Some records
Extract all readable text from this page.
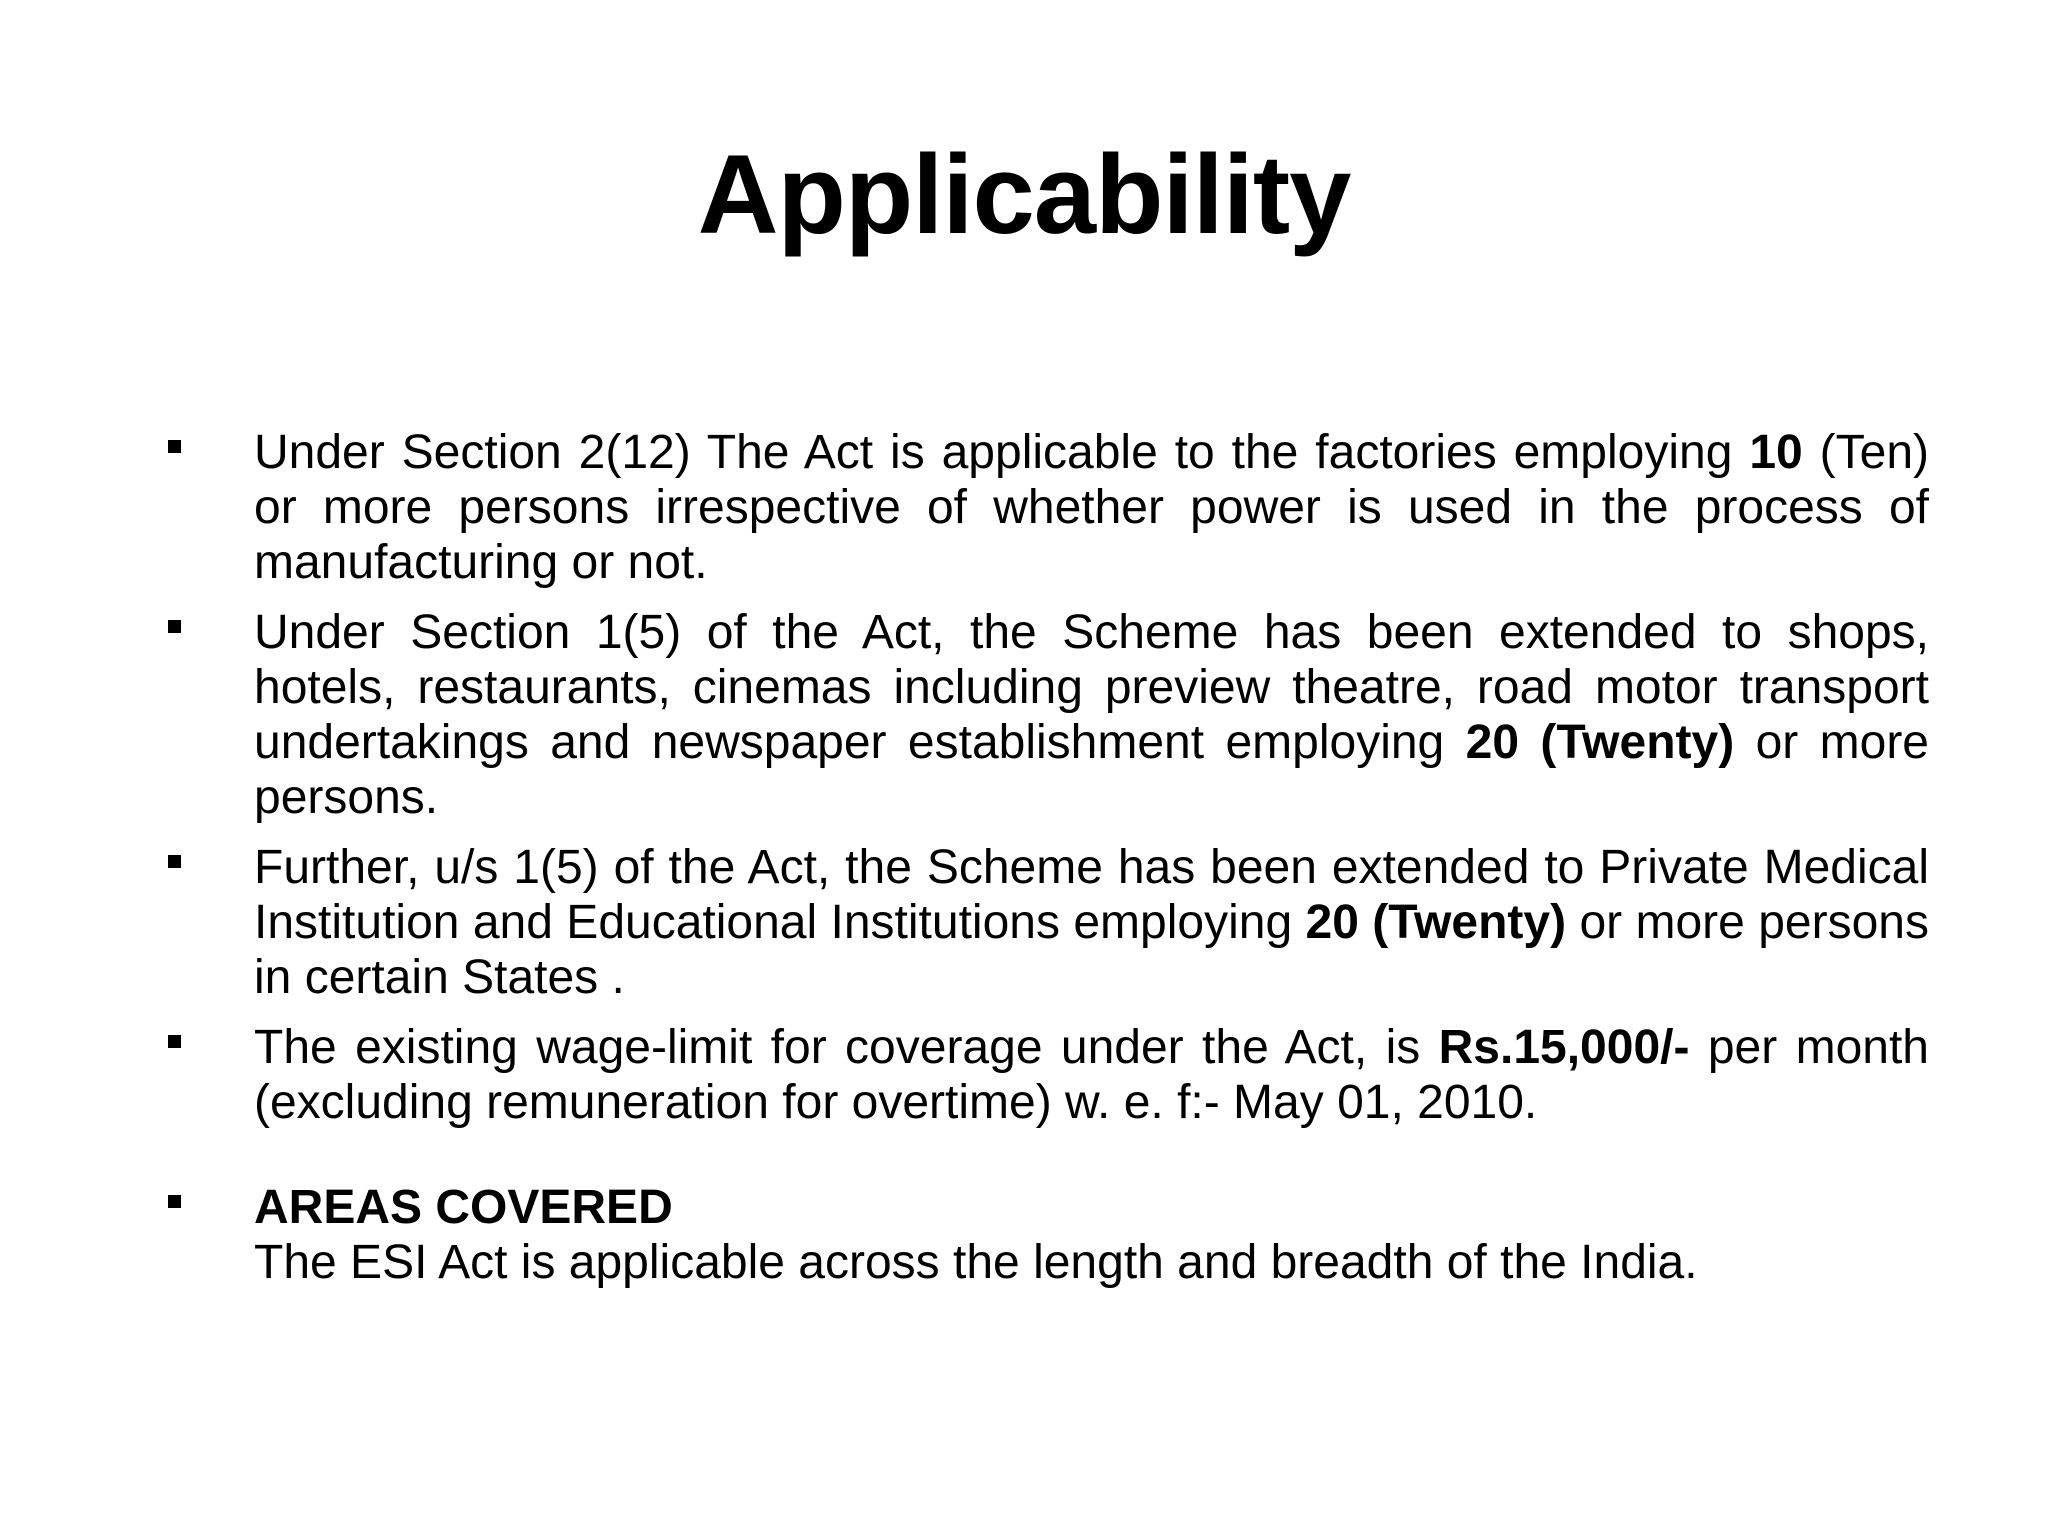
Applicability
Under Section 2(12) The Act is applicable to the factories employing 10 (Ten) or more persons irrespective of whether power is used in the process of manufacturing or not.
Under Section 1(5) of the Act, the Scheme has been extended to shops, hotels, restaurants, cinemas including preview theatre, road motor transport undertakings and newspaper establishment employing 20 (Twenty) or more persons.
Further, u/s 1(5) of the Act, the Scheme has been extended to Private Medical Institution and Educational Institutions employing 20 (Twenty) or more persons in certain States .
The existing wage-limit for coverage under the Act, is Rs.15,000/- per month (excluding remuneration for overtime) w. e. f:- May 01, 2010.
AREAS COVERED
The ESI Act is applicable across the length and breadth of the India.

— Written problem —
Quote in full the listing given above; the images are to be left out.

— Exercise output —
Extract all readable text from this page.
Applicability
Under Section 2(12) The Act is applicable to the factories employing 10 (Ten) or more persons irrespective of whether power is used in the process of manufacturing or not.
Under Section 1(5) of the Act, the Scheme has been extended to shops, hotels, restaurants, cinemas including preview theatre, road motor transport undertakings and newspaper establishment employing 20 (Twenty) or more persons.
Further, u/s 1(5) of the Act, the Scheme has been extended to Private Medical Institution and Educational Institutions employing 20 (Twenty) or more persons in certain States .
The existing wage-limit for coverage under the Act, is Rs.15,000/- per month (excluding remuneration for overtime) w. e. f:- May 01, 2010.
AREAS COVERED
The ESI Act is applicable across the length and breadth of the India.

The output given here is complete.